> [EXERCISE AIM] Write the entries out again exactly as they stand, but without the pictures.

#### DATA SECTION ####

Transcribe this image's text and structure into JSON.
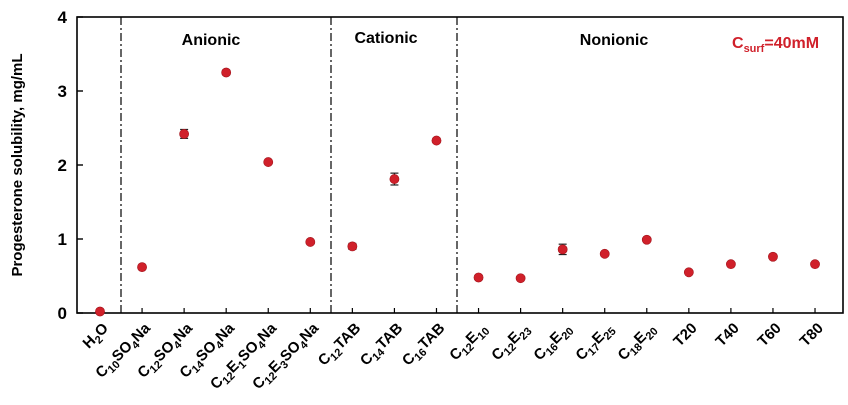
{
  "chart_data": {
    "type": "scatter",
    "ylabel": "Progesterone solubility, mg/mL",
    "ylim": [
      0,
      4
    ],
    "yticks": [
      "0",
      "1",
      "2",
      "3",
      "4"
    ],
    "marker_color": "#d0202a",
    "annotation": {
      "base": "C",
      "sub": "surf",
      "rest": "=40mM",
      "color": "#d0202a"
    },
    "groups": [
      {
        "label": "Anionic"
      },
      {
        "label": "Cationic"
      },
      {
        "label": "Nonionic"
      }
    ],
    "categories": [
      {
        "label": [
          [
            "H",
            ""
          ],
          [
            "2",
            "sub"
          ],
          [
            "O",
            ""
          ]
        ],
        "value": 0.02,
        "err": 0.0
      },
      {
        "label": [
          [
            "C",
            ""
          ],
          [
            "10",
            "sub"
          ],
          [
            "SO",
            ""
          ],
          [
            "4",
            "sub"
          ],
          [
            "Na",
            ""
          ]
        ],
        "value": 0.62,
        "err": 0.02
      },
      {
        "label": [
          [
            "C",
            ""
          ],
          [
            "12",
            "sub"
          ],
          [
            "SO",
            ""
          ],
          [
            "4",
            "sub"
          ],
          [
            "Na",
            ""
          ]
        ],
        "value": 2.42,
        "err": 0.06
      },
      {
        "label": [
          [
            "C",
            ""
          ],
          [
            "14",
            "sub"
          ],
          [
            "SO",
            ""
          ],
          [
            "4",
            "sub"
          ],
          [
            "Na",
            ""
          ]
        ],
        "value": 3.25,
        "err": 0.03
      },
      {
        "label": [
          [
            "C",
            ""
          ],
          [
            "12",
            "sub"
          ],
          [
            "E",
            ""
          ],
          [
            "1",
            "sub"
          ],
          [
            "SO",
            ""
          ],
          [
            "4",
            "sub"
          ],
          [
            "Na",
            ""
          ]
        ],
        "value": 2.04,
        "err": 0.02
      },
      {
        "label": [
          [
            "C",
            ""
          ],
          [
            "12",
            "sub"
          ],
          [
            "E",
            ""
          ],
          [
            "3",
            "sub"
          ],
          [
            "SO",
            ""
          ],
          [
            "4",
            "sub"
          ],
          [
            "Na",
            ""
          ]
        ],
        "value": 0.96,
        "err": 0.02
      },
      {
        "label": [
          [
            "C",
            ""
          ],
          [
            "12",
            "sub"
          ],
          [
            "TAB",
            ""
          ]
        ],
        "value": 0.9,
        "err": 0.04
      },
      {
        "label": [
          [
            "C",
            ""
          ],
          [
            "14",
            "sub"
          ],
          [
            "TAB",
            ""
          ]
        ],
        "value": 1.81,
        "err": 0.08
      },
      {
        "label": [
          [
            "C",
            ""
          ],
          [
            "16",
            "sub"
          ],
          [
            "TAB",
            ""
          ]
        ],
        "value": 2.33,
        "err": 0.03
      },
      {
        "label": [
          [
            "C",
            ""
          ],
          [
            "12",
            "sub"
          ],
          [
            "E",
            ""
          ],
          [
            "10",
            "sub"
          ]
        ],
        "value": 0.48,
        "err": 0.02
      },
      {
        "label": [
          [
            "C",
            ""
          ],
          [
            "12",
            "sub"
          ],
          [
            "E",
            ""
          ],
          [
            "23",
            "sub"
          ]
        ],
        "value": 0.47,
        "err": 0.02
      },
      {
        "label": [
          [
            "C",
            ""
          ],
          [
            "16",
            "sub"
          ],
          [
            "E",
            ""
          ],
          [
            "20",
            "sub"
          ]
        ],
        "value": 0.86,
        "err": 0.07
      },
      {
        "label": [
          [
            "C",
            ""
          ],
          [
            "17",
            "sub"
          ],
          [
            "E",
            ""
          ],
          [
            "25",
            "sub"
          ]
        ],
        "value": 0.8,
        "err": 0.02
      },
      {
        "label": [
          [
            "C",
            ""
          ],
          [
            "18",
            "sub"
          ],
          [
            "E",
            ""
          ],
          [
            "20",
            "sub"
          ]
        ],
        "value": 0.99,
        "err": 0.02
      },
      {
        "label": [
          [
            "T20",
            ""
          ]
        ],
        "value": 0.55,
        "err": 0.02
      },
      {
        "label": [
          [
            "T40",
            ""
          ]
        ],
        "value": 0.66,
        "err": 0.02
      },
      {
        "label": [
          [
            "T60",
            ""
          ]
        ],
        "value": 0.76,
        "err": 0.02
      },
      {
        "label": [
          [
            "T80",
            ""
          ]
        ],
        "value": 0.66,
        "err": 0.02
      }
    ]
  }
}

####

> [ANSWER TO THE PROBLEM]
Transcribe this image's text and structure into JSON.
{
  "chart_data": {
    "type": "scatter",
    "ylabel": "Progesterone solubility, mg/mL",
    "ylim": [
      0,
      4
    ],
    "yticks": [
      "0",
      "1",
      "2",
      "3",
      "4"
    ],
    "marker_color": "#d0202a",
    "annotation": {
      "base": "C",
      "sub": "surf",
      "rest": "=40mM",
      "color": "#d0202a"
    },
    "groups": [
      {
        "label": "Anionic"
      },
      {
        "label": "Cationic"
      },
      {
        "label": "Nonionic"
      }
    ],
    "categories": [
      {
        "label": [
          [
            "H",
            ""
          ],
          [
            "2",
            "sub"
          ],
          [
            "O",
            ""
          ]
        ],
        "value": 0.02,
        "err": 0.0
      },
      {
        "label": [
          [
            "C",
            ""
          ],
          [
            "10",
            "sub"
          ],
          [
            "SO",
            ""
          ],
          [
            "4",
            "sub"
          ],
          [
            "Na",
            ""
          ]
        ],
        "value": 0.62,
        "err": 0.02
      },
      {
        "label": [
          [
            "C",
            ""
          ],
          [
            "12",
            "sub"
          ],
          [
            "SO",
            ""
          ],
          [
            "4",
            "sub"
          ],
          [
            "Na",
            ""
          ]
        ],
        "value": 2.42,
        "err": 0.06
      },
      {
        "label": [
          [
            "C",
            ""
          ],
          [
            "14",
            "sub"
          ],
          [
            "SO",
            ""
          ],
          [
            "4",
            "sub"
          ],
          [
            "Na",
            ""
          ]
        ],
        "value": 3.25,
        "err": 0.03
      },
      {
        "label": [
          [
            "C",
            ""
          ],
          [
            "12",
            "sub"
          ],
          [
            "E",
            ""
          ],
          [
            "1",
            "sub"
          ],
          [
            "SO",
            ""
          ],
          [
            "4",
            "sub"
          ],
          [
            "Na",
            ""
          ]
        ],
        "value": 2.04,
        "err": 0.02
      },
      {
        "label": [
          [
            "C",
            ""
          ],
          [
            "12",
            "sub"
          ],
          [
            "E",
            ""
          ],
          [
            "3",
            "sub"
          ],
          [
            "SO",
            ""
          ],
          [
            "4",
            "sub"
          ],
          [
            "Na",
            ""
          ]
        ],
        "value": 0.96,
        "err": 0.02
      },
      {
        "label": [
          [
            "C",
            ""
          ],
          [
            "12",
            "sub"
          ],
          [
            "TAB",
            ""
          ]
        ],
        "value": 0.9,
        "err": 0.04
      },
      {
        "label": [
          [
            "C",
            ""
          ],
          [
            "14",
            "sub"
          ],
          [
            "TAB",
            ""
          ]
        ],
        "value": 1.81,
        "err": 0.08
      },
      {
        "label": [
          [
            "C",
            ""
          ],
          [
            "16",
            "sub"
          ],
          [
            "TAB",
            ""
          ]
        ],
        "value": 2.33,
        "err": 0.03
      },
      {
        "label": [
          [
            "C",
            ""
          ],
          [
            "12",
            "sub"
          ],
          [
            "E",
            ""
          ],
          [
            "10",
            "sub"
          ]
        ],
        "value": 0.48,
        "err": 0.02
      },
      {
        "label": [
          [
            "C",
            ""
          ],
          [
            "12",
            "sub"
          ],
          [
            "E",
            ""
          ],
          [
            "23",
            "sub"
          ]
        ],
        "value": 0.47,
        "err": 0.02
      },
      {
        "label": [
          [
            "C",
            ""
          ],
          [
            "16",
            "sub"
          ],
          [
            "E",
            ""
          ],
          [
            "20",
            "sub"
          ]
        ],
        "value": 0.86,
        "err": 0.07
      },
      {
        "label": [
          [
            "C",
            ""
          ],
          [
            "17",
            "sub"
          ],
          [
            "E",
            ""
          ],
          [
            "25",
            "sub"
          ]
        ],
        "value": 0.8,
        "err": 0.02
      },
      {
        "label": [
          [
            "C",
            ""
          ],
          [
            "18",
            "sub"
          ],
          [
            "E",
            ""
          ],
          [
            "20",
            "sub"
          ]
        ],
        "value": 0.99,
        "err": 0.02
      },
      {
        "label": [
          [
            "T20",
            ""
          ]
        ],
        "value": 0.55,
        "err": 0.02
      },
      {
        "label": [
          [
            "T40",
            ""
          ]
        ],
        "value": 0.66,
        "err": 0.02
      },
      {
        "label": [
          [
            "T60",
            ""
          ]
        ],
        "value": 0.76,
        "err": 0.02
      },
      {
        "label": [
          [
            "T80",
            ""
          ]
        ],
        "value": 0.66,
        "err": 0.02
      }
    ]
  }
}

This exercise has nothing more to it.